- TASK REQUIREMENTS: Repeat the lines that follow, leaving nothing out.

- RECORD EXTRACTS:
===

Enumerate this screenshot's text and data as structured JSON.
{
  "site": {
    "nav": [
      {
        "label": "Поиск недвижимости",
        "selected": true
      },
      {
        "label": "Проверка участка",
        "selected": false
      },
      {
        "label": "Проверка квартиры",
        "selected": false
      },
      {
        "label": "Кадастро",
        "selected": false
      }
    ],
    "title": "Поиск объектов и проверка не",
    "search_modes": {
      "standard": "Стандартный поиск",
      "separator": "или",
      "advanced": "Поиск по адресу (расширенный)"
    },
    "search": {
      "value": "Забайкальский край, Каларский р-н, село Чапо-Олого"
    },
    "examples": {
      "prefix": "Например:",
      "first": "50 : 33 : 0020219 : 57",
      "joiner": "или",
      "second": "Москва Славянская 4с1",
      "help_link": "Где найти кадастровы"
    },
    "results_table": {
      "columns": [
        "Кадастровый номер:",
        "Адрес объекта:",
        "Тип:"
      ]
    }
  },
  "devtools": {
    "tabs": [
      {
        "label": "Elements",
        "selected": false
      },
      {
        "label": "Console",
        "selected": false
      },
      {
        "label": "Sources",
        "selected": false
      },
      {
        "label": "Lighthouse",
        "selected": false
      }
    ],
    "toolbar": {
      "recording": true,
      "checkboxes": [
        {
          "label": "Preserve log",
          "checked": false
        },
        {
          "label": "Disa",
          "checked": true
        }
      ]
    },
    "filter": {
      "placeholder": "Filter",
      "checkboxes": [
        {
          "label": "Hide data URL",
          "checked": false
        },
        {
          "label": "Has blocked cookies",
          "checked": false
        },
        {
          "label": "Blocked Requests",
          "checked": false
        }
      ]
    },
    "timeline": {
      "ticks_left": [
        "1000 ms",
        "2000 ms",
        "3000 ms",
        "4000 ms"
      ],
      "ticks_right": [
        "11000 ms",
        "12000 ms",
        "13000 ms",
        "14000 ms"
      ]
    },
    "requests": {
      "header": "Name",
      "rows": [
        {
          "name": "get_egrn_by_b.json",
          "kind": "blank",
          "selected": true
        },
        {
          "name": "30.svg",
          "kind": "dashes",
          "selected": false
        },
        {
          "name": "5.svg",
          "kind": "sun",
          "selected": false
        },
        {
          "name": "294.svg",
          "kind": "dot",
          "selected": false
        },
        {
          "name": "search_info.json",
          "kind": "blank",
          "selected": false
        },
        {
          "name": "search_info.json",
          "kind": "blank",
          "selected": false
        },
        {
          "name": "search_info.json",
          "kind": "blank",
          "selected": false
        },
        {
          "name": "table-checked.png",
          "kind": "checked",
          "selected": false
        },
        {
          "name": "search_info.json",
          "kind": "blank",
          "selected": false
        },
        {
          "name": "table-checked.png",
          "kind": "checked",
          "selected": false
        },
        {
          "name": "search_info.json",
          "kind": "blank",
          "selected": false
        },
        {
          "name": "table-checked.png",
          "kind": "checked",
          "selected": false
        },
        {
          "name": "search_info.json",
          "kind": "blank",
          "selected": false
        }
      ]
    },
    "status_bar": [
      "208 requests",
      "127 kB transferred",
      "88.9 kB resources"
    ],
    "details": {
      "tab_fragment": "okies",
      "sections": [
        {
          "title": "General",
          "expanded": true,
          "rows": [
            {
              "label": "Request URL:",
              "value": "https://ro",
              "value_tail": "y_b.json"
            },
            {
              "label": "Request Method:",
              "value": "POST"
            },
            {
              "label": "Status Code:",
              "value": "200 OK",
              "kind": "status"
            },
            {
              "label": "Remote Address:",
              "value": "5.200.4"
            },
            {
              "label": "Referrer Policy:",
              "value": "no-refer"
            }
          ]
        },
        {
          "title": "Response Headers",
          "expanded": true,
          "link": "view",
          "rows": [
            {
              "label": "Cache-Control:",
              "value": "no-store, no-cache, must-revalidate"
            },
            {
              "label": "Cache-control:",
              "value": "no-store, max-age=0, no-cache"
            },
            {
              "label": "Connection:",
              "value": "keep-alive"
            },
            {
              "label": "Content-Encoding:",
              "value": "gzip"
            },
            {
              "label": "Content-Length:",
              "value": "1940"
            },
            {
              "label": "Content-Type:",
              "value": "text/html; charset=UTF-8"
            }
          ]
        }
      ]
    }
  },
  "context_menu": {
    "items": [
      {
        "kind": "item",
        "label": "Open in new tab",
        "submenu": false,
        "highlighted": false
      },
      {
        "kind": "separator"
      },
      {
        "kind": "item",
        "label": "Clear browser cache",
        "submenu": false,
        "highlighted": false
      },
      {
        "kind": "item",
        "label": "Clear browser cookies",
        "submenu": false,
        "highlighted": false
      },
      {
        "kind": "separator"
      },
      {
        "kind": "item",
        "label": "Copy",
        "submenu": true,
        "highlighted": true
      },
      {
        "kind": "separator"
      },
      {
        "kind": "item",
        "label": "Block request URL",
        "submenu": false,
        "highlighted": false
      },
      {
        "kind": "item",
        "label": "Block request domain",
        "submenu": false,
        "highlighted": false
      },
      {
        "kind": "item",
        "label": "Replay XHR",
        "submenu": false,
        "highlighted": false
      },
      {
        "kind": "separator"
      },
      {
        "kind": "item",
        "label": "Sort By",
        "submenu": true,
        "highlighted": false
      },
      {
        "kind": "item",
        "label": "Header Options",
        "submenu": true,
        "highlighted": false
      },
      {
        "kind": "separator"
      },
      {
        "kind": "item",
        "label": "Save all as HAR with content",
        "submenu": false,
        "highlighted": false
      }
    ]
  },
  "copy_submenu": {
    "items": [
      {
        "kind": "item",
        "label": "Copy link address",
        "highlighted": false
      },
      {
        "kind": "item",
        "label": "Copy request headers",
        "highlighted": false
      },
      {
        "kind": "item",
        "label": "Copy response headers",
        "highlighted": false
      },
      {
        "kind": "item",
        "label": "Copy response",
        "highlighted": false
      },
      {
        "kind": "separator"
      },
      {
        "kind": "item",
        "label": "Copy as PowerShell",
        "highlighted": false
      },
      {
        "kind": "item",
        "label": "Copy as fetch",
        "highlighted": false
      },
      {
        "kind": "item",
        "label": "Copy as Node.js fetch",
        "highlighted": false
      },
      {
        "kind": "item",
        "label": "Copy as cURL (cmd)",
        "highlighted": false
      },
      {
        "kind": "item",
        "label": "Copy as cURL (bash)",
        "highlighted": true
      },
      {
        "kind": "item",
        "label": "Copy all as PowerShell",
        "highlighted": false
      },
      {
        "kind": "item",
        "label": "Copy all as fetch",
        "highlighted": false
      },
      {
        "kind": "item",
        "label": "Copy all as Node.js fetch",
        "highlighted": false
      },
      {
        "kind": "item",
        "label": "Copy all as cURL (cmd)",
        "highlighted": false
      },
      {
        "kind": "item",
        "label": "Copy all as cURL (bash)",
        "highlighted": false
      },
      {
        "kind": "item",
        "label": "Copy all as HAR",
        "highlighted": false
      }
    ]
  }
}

===

- EXERCISE SOLUTION:
Enumerate this screenshot's text and data as structured JSON.
{
  "site": {
    "nav": [
      {
        "label": "Поиск недвижимости",
        "selected": true
      },
      {
        "label": "Проверка участка",
        "selected": false
      },
      {
        "label": "Проверка квартиры",
        "selected": false
      },
      {
        "label": "Кадастро",
        "selected": false
      }
    ],
    "title": "Поиск объектов и проверка не",
    "search_modes": {
      "standard": "Стандартный поиск",
      "separator": "или",
      "advanced": "Поиск по адресу (расширенный)"
    },
    "search": {
      "value": "Забайкальский край, Каларский р-н, село Чапо-Олого"
    },
    "examples": {
      "prefix": "Например:",
      "first": "50 : 33 : 0020219 : 57",
      "joiner": "или",
      "second": "Москва Славянская 4с1",
      "help_link": "Где найти кадастровы"
    },
    "results_table": {
      "columns": [
        "Кадастровый номер:",
        "Адрес объекта:",
        "Тип:"
      ]
    }
  },
  "devtools": {
    "tabs": [
      {
        "label": "Elements",
        "selected": false
      },
      {
        "label": "Console",
        "selected": false
      },
      {
        "label": "Sources",
        "selected": false
      },
      {
        "label": "Lighthouse",
        "selected": false
      }
    ],
    "toolbar": {
      "recording": true,
      "checkboxes": [
        {
          "label": "Preserve log",
          "checked": false
        },
        {
          "label": "Disa",
          "checked": true
        }
      ]
    },
    "filter": {
      "placeholder": "Filter",
      "checkboxes": [
        {
          "label": "Hide data URL",
          "checked": false
        },
        {
          "label": "Has blocked cookies",
          "checked": false
        },
        {
          "label": "Blocked Requests",
          "checked": false
        }
      ]
    },
    "timeline": {
      "ticks_left": [
        "1000 ms",
        "2000 ms",
        "3000 ms",
        "4000 ms"
      ],
      "ticks_right": [
        "11000 ms",
        "12000 ms",
        "13000 ms",
        "14000 ms"
      ]
    },
    "requests": {
      "header": "Name",
      "rows": [
        {
          "name": "get_egrn_by_b.json",
          "kind": "blank",
          "selected": true
        },
        {
          "name": "30.svg",
          "kind": "dashes",
          "selected": false
        },
        {
          "name": "5.svg",
          "kind": "sun",
          "selected": false
        },
        {
          "name": "294.svg",
          "kind": "dot",
          "selected": false
        },
        {
          "name": "search_info.json",
          "kind": "blank",
          "selected": false
        },
        {
          "name": "search_info.json",
          "kind": "blank",
          "selected": false
        },
        {
          "name": "search_info.json",
          "kind": "blank",
          "selected": false
        },
        {
          "name": "table-checked.png",
          "kind": "checked",
          "selected": false
        },
        {
          "name": "search_info.json",
          "kind": "blank",
          "selected": false
        },
        {
          "name": "table-checked.png",
          "kind": "checked",
          "selected": false
        },
        {
          "name": "search_info.json",
          "kind": "blank",
          "selected": false
        },
        {
          "name": "table-checked.png",
          "kind": "checked",
          "selected": false
        },
        {
          "name": "search_info.json",
          "kind": "blank",
          "selected": false
        }
      ]
    },
    "status_bar": [
      "208 requests",
      "127 kB transferred",
      "88.9 kB resources"
    ],
    "details": {
      "tab_fragment": "okies",
      "sections": [
        {
          "title": "General",
          "expanded": true,
          "rows": [
            {
              "label": "Request URL:",
              "value": "https://ro",
              "value_tail": "y_b.json"
            },
            {
              "label": "Request Method:",
              "value": "POST"
            },
            {
              "label": "Status Code:",
              "value": "200 OK",
              "kind": "status"
            },
            {
              "label": "Remote Address:",
              "value": "5.200.4"
            },
            {
              "label": "Referrer Policy:",
              "value": "no-refer"
            }
          ]
        },
        {
          "title": "Response Headers",
          "expanded": true,
          "link": "view",
          "rows": [
            {
              "label": "Cache-Control:",
              "value": "no-store, no-cache, must-revalidate"
            },
            {
              "label": "Cache-control:",
              "value": "no-store, max-age=0, no-cache"
            },
            {
              "label": "Connection:",
              "value": "keep-alive"
            },
            {
              "label": "Content-Encoding:",
              "value": "gzip"
            },
            {
              "label": "Content-Length:",
              "value": "1940"
            },
            {
              "label": "Content-Type:",
              "value": "text/html; charset=UTF-8"
            }
          ]
        }
      ]
    }
  },
  "context_menu": {
    "items": [
      {
        "kind": "item",
        "label": "Open in new tab",
        "submenu": false,
        "highlighted": false
      },
      {
        "kind": "separator"
      },
      {
        "kind": "item",
        "label": "Clear browser cache",
        "submenu": false,
        "highlighted": false
      },
      {
        "kind": "item",
        "label": "Clear browser cookies",
        "submenu": false,
        "highlighted": false
      },
      {
        "kind": "separator"
      },
      {
        "kind": "item",
        "label": "Copy",
        "submenu": true,
        "highlighted": true
      },
      {
        "kind": "separator"
      },
      {
        "kind": "item",
        "label": "Block request URL",
        "submenu": false,
        "highlighted": false
      },
      {
        "kind": "item",
        "label": "Block request domain",
        "submenu": false,
        "highlighted": false
      },
      {
        "kind": "item",
        "label": "Replay XHR",
        "submenu": false,
        "highlighted": false
      },
      {
        "kind": "separator"
      },
      {
        "kind": "item",
        "label": "Sort By",
        "submenu": true,
        "highlighted": false
      },
      {
        "kind": "item",
        "label": "Header Options",
        "submenu": true,
        "highlighted": false
      },
      {
        "kind": "separator"
      },
      {
        "kind": "item",
        "label": "Save all as HAR with content",
        "submenu": false,
        "highlighted": false
      }
    ]
  },
  "copy_submenu": {
    "items": [
      {
        "kind": "item",
        "label": "Copy link address",
        "highlighted": false
      },
      {
        "kind": "item",
        "label": "Copy request headers",
        "highlighted": false
      },
      {
        "kind": "item",
        "label": "Copy response headers",
        "highlighted": false
      },
      {
        "kind": "item",
        "label": "Copy response",
        "highlighted": false
      },
      {
        "kind": "separator"
      },
      {
        "kind": "item",
        "label": "Copy as PowerShell",
        "highlighted": false
      },
      {
        "kind": "item",
        "label": "Copy as fetch",
        "highlighted": false
      },
      {
        "kind": "item",
        "label": "Copy as Node.js fetch",
        "highlighted": false
      },
      {
        "kind": "item",
        "label": "Copy as cURL (cmd)",
        "highlighted": false
      },
      {
        "kind": "item",
        "label": "Copy as cURL (bash)",
        "highlighted": true
      },
      {
        "kind": "item",
        "label": "Copy all as PowerShell",
        "highlighted": false
      },
      {
        "kind": "item",
        "label": "Copy all as fetch",
        "highlighted": false
      },
      {
        "kind": "item",
        "label": "Copy all as Node.js fetch",
        "highlighted": false
      },
      {
        "kind": "item",
        "label": "Copy all as cURL (cmd)",
        "highlighted": false
      },
      {
        "kind": "item",
        "label": "Copy all as cURL (bash)",
        "highlighted": false
      },
      {
        "kind": "item",
        "label": "Copy all as HAR",
        "highlighted": false
      }
    ]
  }
}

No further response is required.